• _EXERCISE PROMPT_:
Retype the listing below character for character, from its first line through the line that contains "- schedule-cell: [638, 353, 729, 395]", including both of those lines.

• _RECORDS FOR THE EXERCISE_:
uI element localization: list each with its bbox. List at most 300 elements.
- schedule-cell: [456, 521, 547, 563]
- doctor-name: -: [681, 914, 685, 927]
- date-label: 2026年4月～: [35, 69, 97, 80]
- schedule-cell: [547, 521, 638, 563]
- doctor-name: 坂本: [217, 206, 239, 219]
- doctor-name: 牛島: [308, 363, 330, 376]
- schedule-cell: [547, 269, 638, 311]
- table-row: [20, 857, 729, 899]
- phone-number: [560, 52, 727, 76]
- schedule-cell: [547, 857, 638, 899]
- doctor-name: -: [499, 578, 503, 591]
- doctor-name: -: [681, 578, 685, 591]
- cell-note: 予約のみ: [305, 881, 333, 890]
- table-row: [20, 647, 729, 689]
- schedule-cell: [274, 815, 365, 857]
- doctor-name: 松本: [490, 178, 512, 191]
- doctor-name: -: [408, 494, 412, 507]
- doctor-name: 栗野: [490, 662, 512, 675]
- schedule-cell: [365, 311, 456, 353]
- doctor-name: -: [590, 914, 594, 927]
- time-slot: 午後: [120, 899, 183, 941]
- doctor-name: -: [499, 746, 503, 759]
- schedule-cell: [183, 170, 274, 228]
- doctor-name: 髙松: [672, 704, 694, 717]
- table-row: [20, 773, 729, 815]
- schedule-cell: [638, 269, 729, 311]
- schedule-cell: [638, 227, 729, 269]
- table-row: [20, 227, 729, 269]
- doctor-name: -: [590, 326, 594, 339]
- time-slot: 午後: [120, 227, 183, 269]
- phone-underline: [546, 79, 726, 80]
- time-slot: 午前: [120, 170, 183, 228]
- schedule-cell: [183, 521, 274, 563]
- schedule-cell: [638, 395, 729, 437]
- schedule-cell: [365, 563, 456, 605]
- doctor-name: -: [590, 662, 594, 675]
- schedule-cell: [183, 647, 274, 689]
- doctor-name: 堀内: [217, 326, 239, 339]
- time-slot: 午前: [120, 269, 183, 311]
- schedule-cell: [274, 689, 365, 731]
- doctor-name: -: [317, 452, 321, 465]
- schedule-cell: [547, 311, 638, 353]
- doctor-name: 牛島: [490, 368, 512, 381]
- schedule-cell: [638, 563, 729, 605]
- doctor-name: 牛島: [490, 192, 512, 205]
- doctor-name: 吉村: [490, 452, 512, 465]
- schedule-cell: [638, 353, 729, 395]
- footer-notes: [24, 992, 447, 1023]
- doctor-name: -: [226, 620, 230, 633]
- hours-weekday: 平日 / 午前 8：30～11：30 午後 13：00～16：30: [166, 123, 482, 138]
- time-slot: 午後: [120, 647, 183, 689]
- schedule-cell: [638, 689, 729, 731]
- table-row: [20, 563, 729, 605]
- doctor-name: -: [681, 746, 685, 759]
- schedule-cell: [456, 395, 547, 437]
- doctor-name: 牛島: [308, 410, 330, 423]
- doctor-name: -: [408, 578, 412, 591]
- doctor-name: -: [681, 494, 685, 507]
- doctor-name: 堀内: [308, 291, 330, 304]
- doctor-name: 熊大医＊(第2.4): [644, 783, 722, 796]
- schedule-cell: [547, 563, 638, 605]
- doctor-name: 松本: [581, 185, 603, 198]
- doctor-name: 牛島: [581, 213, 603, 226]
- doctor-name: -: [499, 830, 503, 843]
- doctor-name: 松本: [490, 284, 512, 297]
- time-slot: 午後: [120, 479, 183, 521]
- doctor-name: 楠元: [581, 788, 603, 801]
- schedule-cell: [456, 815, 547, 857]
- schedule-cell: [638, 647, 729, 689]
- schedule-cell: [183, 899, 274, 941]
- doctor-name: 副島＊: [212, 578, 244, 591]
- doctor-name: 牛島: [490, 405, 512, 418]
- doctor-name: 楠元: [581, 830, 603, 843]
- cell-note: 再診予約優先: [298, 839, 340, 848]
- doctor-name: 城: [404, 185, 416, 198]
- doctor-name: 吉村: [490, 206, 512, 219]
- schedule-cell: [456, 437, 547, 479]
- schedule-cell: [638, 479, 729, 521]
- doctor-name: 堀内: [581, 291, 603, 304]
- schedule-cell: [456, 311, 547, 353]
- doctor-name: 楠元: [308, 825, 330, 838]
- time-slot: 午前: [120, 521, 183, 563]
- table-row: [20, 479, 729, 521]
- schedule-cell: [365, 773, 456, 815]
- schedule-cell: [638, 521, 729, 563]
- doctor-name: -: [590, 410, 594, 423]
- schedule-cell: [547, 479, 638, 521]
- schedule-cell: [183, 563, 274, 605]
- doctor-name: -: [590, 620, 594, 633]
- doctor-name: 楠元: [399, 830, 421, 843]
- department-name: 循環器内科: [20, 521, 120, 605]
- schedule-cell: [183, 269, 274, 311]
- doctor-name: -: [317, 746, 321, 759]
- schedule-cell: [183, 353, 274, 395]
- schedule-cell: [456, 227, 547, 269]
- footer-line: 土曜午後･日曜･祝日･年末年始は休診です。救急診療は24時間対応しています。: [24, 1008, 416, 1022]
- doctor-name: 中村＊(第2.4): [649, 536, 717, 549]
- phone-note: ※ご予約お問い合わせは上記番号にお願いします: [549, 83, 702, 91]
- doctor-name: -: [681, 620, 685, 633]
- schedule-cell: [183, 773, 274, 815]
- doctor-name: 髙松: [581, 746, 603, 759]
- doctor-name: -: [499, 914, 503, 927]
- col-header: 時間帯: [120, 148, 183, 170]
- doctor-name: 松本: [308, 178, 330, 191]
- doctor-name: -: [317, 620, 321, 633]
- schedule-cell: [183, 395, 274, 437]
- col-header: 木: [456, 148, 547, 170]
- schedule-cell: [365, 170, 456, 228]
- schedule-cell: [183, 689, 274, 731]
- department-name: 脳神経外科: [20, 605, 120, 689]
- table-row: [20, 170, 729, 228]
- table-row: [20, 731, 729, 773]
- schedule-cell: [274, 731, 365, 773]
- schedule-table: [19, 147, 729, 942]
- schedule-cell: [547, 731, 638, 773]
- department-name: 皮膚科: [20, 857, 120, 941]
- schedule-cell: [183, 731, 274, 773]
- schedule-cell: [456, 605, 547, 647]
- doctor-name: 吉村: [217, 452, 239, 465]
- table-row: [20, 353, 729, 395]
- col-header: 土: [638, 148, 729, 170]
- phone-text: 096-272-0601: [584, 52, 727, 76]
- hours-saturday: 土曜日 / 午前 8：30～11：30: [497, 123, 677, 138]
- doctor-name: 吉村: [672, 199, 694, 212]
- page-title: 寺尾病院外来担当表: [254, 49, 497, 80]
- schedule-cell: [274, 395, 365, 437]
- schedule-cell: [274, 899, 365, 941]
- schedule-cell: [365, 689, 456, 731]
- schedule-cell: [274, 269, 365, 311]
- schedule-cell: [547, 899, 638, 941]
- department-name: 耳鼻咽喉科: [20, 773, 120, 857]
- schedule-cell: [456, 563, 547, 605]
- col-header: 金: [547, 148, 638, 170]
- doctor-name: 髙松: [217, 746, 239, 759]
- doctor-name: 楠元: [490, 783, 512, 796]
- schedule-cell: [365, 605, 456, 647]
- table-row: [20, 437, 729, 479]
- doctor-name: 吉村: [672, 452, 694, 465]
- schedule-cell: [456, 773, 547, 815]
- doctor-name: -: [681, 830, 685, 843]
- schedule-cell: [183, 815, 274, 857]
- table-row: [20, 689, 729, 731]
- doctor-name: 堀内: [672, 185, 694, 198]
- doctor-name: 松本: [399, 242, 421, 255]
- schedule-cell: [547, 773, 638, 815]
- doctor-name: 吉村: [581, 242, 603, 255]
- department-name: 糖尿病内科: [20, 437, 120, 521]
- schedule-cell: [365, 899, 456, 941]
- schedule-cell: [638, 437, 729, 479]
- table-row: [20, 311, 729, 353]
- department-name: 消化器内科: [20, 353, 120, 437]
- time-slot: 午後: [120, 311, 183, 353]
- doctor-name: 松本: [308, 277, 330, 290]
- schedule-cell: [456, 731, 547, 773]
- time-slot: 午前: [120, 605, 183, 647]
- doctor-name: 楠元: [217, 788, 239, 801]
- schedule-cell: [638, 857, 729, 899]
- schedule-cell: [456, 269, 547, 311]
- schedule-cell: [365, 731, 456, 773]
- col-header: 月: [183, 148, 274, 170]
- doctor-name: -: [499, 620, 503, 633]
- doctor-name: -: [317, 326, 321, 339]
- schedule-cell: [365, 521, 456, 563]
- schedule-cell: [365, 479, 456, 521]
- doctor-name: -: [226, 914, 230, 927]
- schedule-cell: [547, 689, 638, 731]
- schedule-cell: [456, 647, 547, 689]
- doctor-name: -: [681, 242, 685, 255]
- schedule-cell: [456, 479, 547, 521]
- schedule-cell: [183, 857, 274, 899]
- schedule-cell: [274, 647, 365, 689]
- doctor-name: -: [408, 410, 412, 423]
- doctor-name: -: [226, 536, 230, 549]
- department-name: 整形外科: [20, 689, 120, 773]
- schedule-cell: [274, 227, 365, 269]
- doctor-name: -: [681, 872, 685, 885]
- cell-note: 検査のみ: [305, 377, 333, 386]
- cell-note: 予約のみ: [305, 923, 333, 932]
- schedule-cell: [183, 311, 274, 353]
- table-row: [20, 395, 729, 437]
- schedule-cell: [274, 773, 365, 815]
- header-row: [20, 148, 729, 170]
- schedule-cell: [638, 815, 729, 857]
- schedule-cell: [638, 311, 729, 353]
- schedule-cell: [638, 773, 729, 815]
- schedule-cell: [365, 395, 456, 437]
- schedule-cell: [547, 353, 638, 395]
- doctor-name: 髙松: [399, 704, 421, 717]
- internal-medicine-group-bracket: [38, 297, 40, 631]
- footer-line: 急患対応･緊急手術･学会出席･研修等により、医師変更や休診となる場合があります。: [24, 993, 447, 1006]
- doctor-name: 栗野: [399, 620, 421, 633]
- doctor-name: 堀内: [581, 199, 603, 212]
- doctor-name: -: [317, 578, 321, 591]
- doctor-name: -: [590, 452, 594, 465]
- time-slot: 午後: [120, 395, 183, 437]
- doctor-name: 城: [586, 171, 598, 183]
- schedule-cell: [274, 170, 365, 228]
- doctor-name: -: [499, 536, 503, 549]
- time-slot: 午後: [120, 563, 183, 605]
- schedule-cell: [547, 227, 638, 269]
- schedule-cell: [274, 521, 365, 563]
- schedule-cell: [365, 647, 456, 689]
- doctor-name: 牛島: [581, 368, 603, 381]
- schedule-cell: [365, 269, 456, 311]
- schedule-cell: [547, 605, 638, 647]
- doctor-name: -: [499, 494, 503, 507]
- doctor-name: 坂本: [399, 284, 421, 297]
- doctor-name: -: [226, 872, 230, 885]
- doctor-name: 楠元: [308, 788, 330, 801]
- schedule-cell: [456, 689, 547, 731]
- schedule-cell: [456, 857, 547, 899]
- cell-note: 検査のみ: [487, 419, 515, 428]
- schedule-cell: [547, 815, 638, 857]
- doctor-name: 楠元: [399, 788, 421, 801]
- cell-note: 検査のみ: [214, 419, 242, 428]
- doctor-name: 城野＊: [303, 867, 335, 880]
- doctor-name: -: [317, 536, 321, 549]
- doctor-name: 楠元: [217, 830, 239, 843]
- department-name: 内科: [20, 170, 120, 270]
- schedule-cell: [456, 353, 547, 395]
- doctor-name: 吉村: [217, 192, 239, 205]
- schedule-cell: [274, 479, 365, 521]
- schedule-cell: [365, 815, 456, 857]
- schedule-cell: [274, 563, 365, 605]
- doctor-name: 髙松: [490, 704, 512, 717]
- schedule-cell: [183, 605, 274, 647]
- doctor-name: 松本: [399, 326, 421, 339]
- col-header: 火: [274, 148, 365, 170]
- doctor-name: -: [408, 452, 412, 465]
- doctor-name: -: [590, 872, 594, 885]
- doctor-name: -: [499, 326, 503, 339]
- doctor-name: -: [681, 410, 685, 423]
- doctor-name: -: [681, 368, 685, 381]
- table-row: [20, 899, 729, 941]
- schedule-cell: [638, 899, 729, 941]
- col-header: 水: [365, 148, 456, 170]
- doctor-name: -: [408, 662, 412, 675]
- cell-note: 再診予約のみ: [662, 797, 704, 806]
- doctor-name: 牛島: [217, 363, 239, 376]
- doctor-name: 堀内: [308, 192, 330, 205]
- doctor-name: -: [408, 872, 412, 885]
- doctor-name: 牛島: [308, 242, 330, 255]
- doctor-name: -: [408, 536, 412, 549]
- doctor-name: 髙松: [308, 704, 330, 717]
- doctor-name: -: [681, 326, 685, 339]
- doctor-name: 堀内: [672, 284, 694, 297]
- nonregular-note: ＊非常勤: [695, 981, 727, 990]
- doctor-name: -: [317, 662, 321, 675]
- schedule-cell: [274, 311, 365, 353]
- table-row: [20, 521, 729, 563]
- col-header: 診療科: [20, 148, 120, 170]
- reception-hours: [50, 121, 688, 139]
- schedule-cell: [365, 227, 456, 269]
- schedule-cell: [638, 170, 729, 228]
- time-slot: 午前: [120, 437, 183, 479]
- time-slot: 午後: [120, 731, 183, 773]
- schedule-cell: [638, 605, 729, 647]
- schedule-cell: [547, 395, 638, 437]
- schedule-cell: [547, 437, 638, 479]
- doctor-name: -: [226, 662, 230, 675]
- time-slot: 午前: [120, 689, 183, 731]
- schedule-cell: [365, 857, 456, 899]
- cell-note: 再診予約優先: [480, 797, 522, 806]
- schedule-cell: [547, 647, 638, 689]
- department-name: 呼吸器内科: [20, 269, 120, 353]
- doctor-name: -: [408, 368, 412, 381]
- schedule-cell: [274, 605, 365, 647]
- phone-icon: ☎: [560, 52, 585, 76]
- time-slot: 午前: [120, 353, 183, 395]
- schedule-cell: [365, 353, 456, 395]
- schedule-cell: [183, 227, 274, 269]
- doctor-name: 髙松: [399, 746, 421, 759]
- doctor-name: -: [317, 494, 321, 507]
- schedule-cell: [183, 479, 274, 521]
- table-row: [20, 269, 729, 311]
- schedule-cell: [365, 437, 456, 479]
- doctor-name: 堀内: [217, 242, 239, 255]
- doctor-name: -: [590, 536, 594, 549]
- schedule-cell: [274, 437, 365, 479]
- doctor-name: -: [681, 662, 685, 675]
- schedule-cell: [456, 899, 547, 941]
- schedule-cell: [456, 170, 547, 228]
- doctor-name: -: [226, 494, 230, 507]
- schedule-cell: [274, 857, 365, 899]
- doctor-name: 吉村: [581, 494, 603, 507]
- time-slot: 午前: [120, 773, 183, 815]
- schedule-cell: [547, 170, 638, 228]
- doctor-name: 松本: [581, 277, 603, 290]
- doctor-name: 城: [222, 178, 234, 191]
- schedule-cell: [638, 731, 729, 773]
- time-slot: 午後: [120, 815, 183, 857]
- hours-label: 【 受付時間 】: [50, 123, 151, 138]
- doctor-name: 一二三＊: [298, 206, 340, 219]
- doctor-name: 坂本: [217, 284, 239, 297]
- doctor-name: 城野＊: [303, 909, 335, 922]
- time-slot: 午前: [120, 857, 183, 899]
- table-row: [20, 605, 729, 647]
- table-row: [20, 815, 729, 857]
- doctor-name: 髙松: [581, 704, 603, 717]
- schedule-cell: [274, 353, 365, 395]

• _ANSWER TO THE TASK_:
uI element localization: list each with its bbox. List at most 300 elements.
- schedule-cell: [456, 521, 547, 563]
- doctor-name: -: [681, 914, 685, 927]
- date-label: 2026年4月～: [35, 69, 97, 80]
- schedule-cell: [547, 521, 638, 563]
- doctor-name: 坂本: [217, 206, 239, 219]
- doctor-name: 牛島: [308, 363, 330, 376]
- schedule-cell: [547, 269, 638, 311]
- table-row: [20, 857, 729, 899]
- phone-number: [560, 52, 727, 76]
- schedule-cell: [547, 857, 638, 899]
- doctor-name: -: [499, 578, 503, 591]
- doctor-name: -: [681, 578, 685, 591]
- cell-note: 予約のみ: [305, 881, 333, 890]
- table-row: [20, 647, 729, 689]
- schedule-cell: [274, 815, 365, 857]
- doctor-name: 松本: [490, 178, 512, 191]
- doctor-name: -: [408, 494, 412, 507]
- doctor-name: 栗野: [490, 662, 512, 675]
- schedule-cell: [365, 311, 456, 353]
- doctor-name: -: [590, 914, 594, 927]
- time-slot: 午後: [120, 899, 183, 941]
- doctor-name: -: [499, 746, 503, 759]
- schedule-cell: [183, 170, 274, 228]
- doctor-name: 髙松: [672, 704, 694, 717]
- table-row: [20, 773, 729, 815]
- schedule-cell: [638, 269, 729, 311]
- schedule-cell: [638, 227, 729, 269]
- table-row: [20, 227, 729, 269]
- doctor-name: -: [590, 326, 594, 339]
- time-slot: 午後: [120, 227, 183, 269]
- phone-underline: [546, 79, 726, 80]
- time-slot: 午前: [120, 170, 183, 228]
- schedule-cell: [183, 521, 274, 563]
- schedule-cell: [638, 395, 729, 437]
- schedule-cell: [365, 563, 456, 605]
- doctor-name: -: [590, 662, 594, 675]
- schedule-cell: [183, 647, 274, 689]
- doctor-name: 堀内: [217, 326, 239, 339]
- time-slot: 午前: [120, 269, 183, 311]
- schedule-cell: [274, 689, 365, 731]
- doctor-name: -: [317, 452, 321, 465]
- schedule-cell: [547, 311, 638, 353]
- doctor-name: 牛島: [490, 368, 512, 381]
- schedule-cell: [638, 563, 729, 605]
- doctor-name: 牛島: [490, 192, 512, 205]
- doctor-name: 吉村: [490, 452, 512, 465]
- schedule-cell: [638, 353, 729, 395]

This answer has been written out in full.